# [GIVEN TASK]
Reproduce the items below with each instance of "analysis-text" changed to "explanation-text" and everything else left unchanged. Omit the pictures from your response.

# [GIVEN INFORMATION]

----

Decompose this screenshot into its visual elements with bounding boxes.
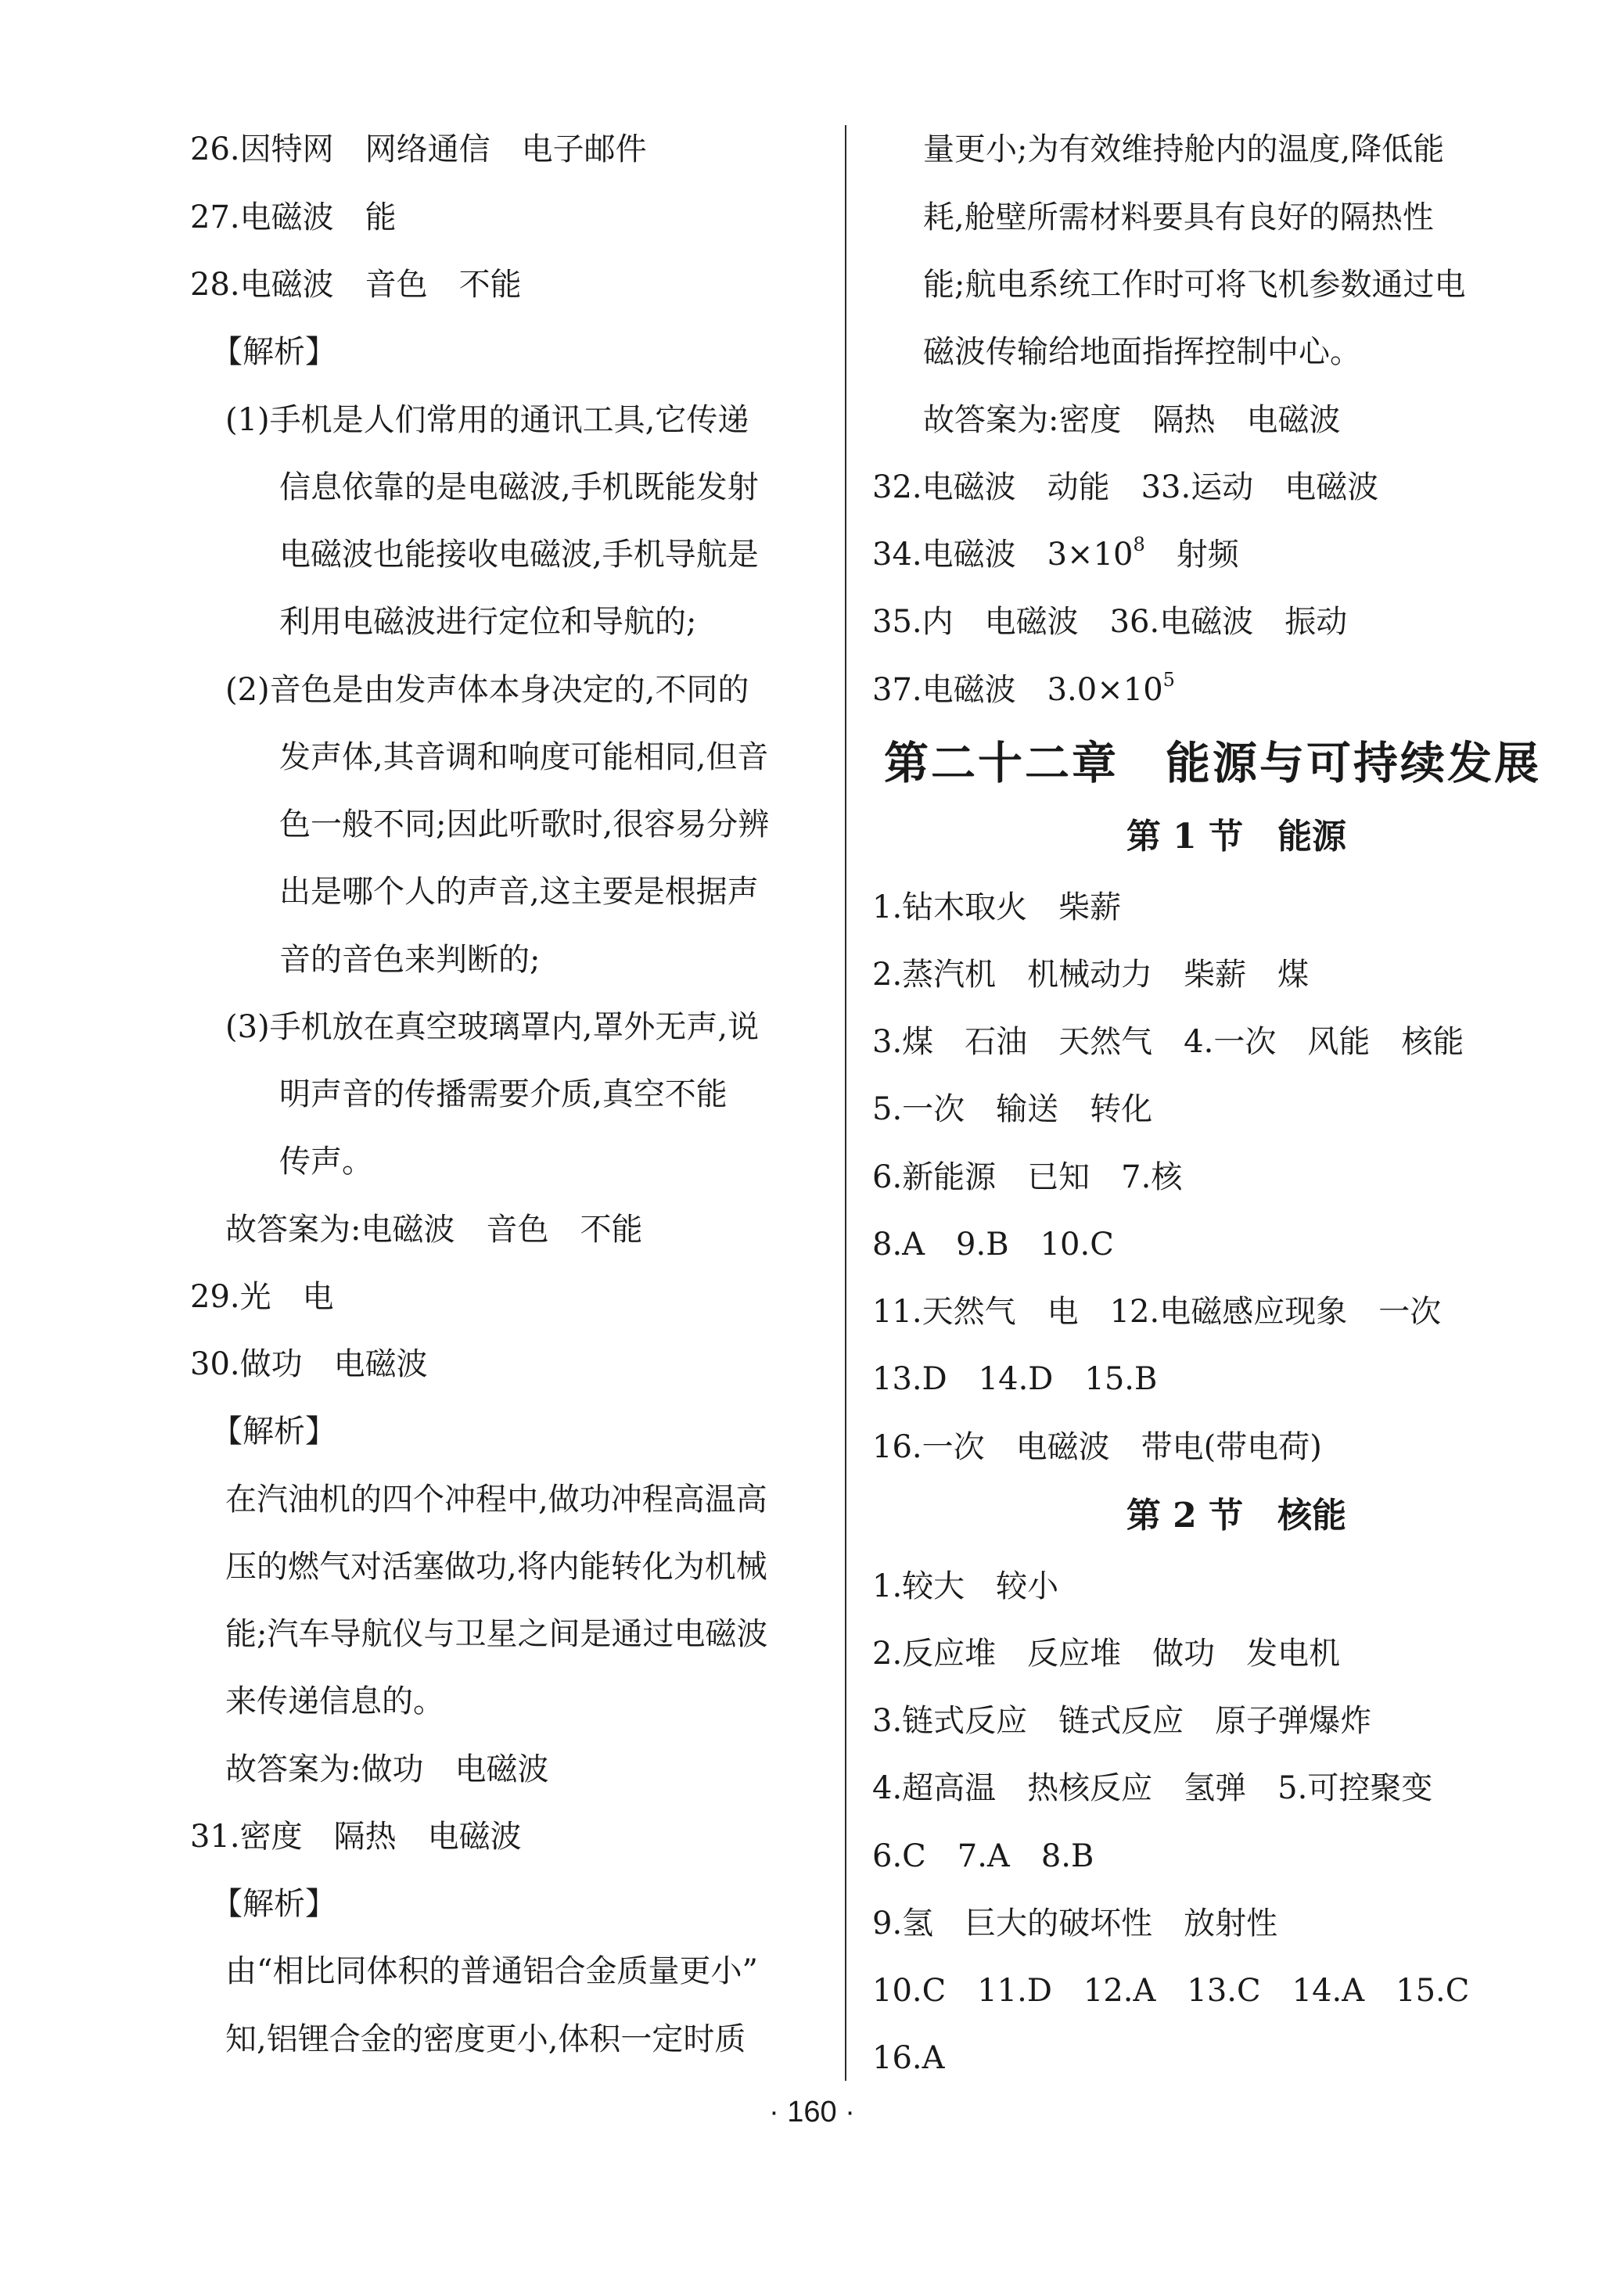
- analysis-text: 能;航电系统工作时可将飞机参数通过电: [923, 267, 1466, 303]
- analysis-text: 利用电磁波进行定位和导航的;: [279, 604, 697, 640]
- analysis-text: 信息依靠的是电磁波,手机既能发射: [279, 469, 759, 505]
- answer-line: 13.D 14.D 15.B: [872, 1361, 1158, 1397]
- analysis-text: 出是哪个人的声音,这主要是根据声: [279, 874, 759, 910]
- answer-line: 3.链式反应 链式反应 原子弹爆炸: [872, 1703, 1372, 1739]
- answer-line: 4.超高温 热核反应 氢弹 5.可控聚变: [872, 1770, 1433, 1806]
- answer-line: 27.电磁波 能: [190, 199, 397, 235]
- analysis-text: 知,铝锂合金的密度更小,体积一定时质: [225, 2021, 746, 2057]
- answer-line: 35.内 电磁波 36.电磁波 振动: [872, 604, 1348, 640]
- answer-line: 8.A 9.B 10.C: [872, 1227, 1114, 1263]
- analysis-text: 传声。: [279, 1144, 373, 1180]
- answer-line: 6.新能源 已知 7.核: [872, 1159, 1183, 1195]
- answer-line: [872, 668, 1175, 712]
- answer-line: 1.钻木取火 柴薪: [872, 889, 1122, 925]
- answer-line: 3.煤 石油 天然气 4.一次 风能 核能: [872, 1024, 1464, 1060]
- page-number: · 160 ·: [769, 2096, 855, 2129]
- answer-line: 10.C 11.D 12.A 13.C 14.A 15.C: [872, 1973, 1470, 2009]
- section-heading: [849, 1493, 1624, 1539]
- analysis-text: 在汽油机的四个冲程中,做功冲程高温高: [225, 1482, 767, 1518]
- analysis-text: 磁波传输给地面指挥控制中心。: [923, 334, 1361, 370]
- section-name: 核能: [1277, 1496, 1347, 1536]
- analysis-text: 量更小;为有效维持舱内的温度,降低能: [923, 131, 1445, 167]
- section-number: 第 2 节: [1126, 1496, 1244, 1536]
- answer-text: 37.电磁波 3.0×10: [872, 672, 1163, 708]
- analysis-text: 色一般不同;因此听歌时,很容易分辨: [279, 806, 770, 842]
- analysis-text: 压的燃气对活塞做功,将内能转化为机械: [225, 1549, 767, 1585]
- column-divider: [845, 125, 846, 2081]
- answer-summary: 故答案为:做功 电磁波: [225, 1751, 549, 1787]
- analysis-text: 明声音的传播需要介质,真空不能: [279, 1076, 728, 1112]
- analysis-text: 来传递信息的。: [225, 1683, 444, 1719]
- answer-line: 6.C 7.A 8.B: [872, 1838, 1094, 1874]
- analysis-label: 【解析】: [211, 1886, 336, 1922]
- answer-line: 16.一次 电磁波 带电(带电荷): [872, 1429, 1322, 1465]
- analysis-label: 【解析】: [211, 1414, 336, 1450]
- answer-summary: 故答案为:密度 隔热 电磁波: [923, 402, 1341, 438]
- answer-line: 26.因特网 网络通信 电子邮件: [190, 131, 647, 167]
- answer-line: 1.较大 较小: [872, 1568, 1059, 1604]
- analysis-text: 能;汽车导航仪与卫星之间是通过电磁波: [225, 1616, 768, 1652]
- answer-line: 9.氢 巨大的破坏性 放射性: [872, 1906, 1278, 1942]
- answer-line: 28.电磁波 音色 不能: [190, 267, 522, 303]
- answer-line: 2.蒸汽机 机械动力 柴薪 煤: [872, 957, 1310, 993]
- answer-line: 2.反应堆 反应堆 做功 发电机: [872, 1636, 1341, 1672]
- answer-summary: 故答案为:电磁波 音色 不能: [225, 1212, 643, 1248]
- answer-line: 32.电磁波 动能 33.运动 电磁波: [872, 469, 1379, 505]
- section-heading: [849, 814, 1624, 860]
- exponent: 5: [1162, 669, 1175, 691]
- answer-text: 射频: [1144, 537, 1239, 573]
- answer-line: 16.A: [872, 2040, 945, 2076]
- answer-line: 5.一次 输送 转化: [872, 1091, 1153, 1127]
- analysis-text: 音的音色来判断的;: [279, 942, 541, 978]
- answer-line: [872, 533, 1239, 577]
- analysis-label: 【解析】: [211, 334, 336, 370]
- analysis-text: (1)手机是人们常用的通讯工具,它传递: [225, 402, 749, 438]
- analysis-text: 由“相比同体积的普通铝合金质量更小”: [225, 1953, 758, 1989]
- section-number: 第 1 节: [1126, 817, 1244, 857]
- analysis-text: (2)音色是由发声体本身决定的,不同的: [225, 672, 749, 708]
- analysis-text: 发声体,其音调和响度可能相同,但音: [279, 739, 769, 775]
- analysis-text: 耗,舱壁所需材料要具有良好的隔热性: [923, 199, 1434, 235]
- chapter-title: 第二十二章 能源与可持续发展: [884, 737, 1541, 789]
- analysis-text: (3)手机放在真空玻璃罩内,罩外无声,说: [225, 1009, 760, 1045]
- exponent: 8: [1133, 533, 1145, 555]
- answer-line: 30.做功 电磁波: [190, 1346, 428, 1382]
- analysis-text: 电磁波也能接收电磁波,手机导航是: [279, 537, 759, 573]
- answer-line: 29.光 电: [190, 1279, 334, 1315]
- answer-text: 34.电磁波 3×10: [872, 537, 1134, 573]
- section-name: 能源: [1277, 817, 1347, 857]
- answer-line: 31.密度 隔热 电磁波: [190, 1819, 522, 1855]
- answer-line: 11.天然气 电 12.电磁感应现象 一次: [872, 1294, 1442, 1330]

----

# [FULL ANSWER]
Decompose this screenshot into its visual elements with bounding boxes.
- explanation-text: 能;航电系统工作时可将飞机参数通过电: [923, 267, 1466, 303]
- explanation-text: 利用电磁波进行定位和导航的;: [279, 604, 697, 640]
- explanation-text: 信息依靠的是电磁波,手机既能发射: [279, 469, 759, 505]
- answer-line: 13.D 14.D 15.B: [872, 1361, 1158, 1397]
- explanation-text: 出是哪个人的声音,这主要是根据声: [279, 874, 759, 910]
- answer-line: 3.链式反应 链式反应 原子弹爆炸: [872, 1703, 1372, 1739]
- answer-line: 4.超高温 热核反应 氢弹 5.可控聚变: [872, 1770, 1433, 1806]
- answer-line: 27.电磁波 能: [190, 199, 397, 235]
- explanation-text: 知,铝锂合金的密度更小,体积一定时质: [225, 2021, 746, 2057]
- answer-line: 35.内 电磁波 36.电磁波 振动: [872, 604, 1348, 640]
- answer-line: 8.A 9.B 10.C: [872, 1227, 1114, 1263]
- explanation-text: 传声。: [279, 1144, 373, 1180]
- answer-line: 6.新能源 已知 7.核: [872, 1159, 1183, 1195]
- answer-line: [872, 668, 1175, 712]
- answer-line: 1.钻木取火 柴薪: [872, 889, 1122, 925]
- answer-line: 3.煤 石油 天然气 4.一次 风能 核能: [872, 1024, 1464, 1060]
- page-number: · 160 ·: [769, 2096, 855, 2129]
- answer-line: 10.C 11.D 12.A 13.C 14.A 15.C: [872, 1973, 1470, 2009]
- section-heading: [849, 1493, 1624, 1539]
- explanation-text: 在汽油机的四个冲程中,做功冲程高温高: [225, 1482, 767, 1518]
- explanation-text: 磁波传输给地面指挥控制中心。: [923, 334, 1361, 370]
- section-name: 核能: [1277, 1496, 1347, 1536]
- explanation-text: 量更小;为有效维持舱内的温度,降低能: [923, 131, 1445, 167]
- section-number: 第 2 节: [1126, 1496, 1244, 1536]
- answer-text: 37.电磁波 3.0×10: [872, 672, 1163, 708]
- explanation-text: 色一般不同;因此听歌时,很容易分辨: [279, 806, 770, 842]
- explanation-text: 压的燃气对活塞做功,将内能转化为机械: [225, 1549, 767, 1585]
- column-divider: [845, 125, 846, 2081]
- answer-summary: 故答案为:做功 电磁波: [225, 1751, 549, 1787]
- explanation-text: 明声音的传播需要介质,真空不能: [279, 1076, 728, 1112]
- explanation-text: 来传递信息的。: [225, 1683, 444, 1719]
- answer-line: 6.C 7.A 8.B: [872, 1838, 1094, 1874]
- analysis-label: 【解析】: [211, 1886, 336, 1922]
- answer-line: 16.一次 电磁波 带电(带电荷): [872, 1429, 1322, 1465]
- analysis-label: 【解析】: [211, 1414, 336, 1450]
- answer-summary: 故答案为:密度 隔热 电磁波: [923, 402, 1341, 438]
- answer-line: 26.因特网 网络通信 电子邮件: [190, 131, 647, 167]
- answer-line: 1.较大 较小: [872, 1568, 1059, 1604]
- explanation-text: 能;汽车导航仪与卫星之间是通过电磁波: [225, 1616, 768, 1652]
- answer-line: 9.氢 巨大的破坏性 放射性: [872, 1906, 1278, 1942]
- answer-line: 28.电磁波 音色 不能: [190, 267, 522, 303]
- answer-line: 2.蒸汽机 机械动力 柴薪 煤: [872, 957, 1310, 993]
- answer-line: 2.反应堆 反应堆 做功 发电机: [872, 1636, 1341, 1672]
- answer-summary: 故答案为:电磁波 音色 不能: [225, 1212, 643, 1248]
- answer-line: 32.电磁波 动能 33.运动 电磁波: [872, 469, 1379, 505]
- section-heading: [849, 814, 1624, 860]
- exponent: 5: [1162, 669, 1175, 691]
- answer-text: 射频: [1144, 537, 1239, 573]
- answer-line: 16.A: [872, 2040, 945, 2076]
- answer-line: 5.一次 输送 转化: [872, 1091, 1153, 1127]
- explanation-text: 音的音色来判断的;: [279, 942, 541, 978]
- answer-line: [872, 533, 1239, 577]
- analysis-label: 【解析】: [211, 334, 336, 370]
- explanation-text: (1)手机是人们常用的通讯工具,它传递: [225, 402, 749, 438]
- explanation-text: 由“相比同体积的普通铝合金质量更小”: [225, 1953, 758, 1989]
- section-number: 第 1 节: [1126, 817, 1244, 857]
- explanation-text: (2)音色是由发声体本身决定的,不同的: [225, 672, 749, 708]
- explanation-text: 发声体,其音调和响度可能相同,但音: [279, 739, 769, 775]
- explanation-text: 耗,舱壁所需材料要具有良好的隔热性: [923, 199, 1434, 235]
- chapter-title: 第二十二章 能源与可持续发展: [884, 737, 1541, 789]
- explanation-text: (3)手机放在真空玻璃罩内,罩外无声,说: [225, 1009, 760, 1045]
- exponent: 8: [1133, 533, 1145, 555]
- answer-line: 30.做功 电磁波: [190, 1346, 428, 1382]
- explanation-text: 电磁波也能接收电磁波,手机导航是: [279, 537, 759, 573]
- answer-line: 29.光 电: [190, 1279, 334, 1315]
- answer-text: 34.电磁波 3×10: [872, 537, 1134, 573]
- section-name: 能源: [1277, 817, 1347, 857]
- answer-line: 31.密度 隔热 电磁波: [190, 1819, 522, 1855]
- answer-line: 11.天然气 电 12.电磁感应现象 一次: [872, 1294, 1442, 1330]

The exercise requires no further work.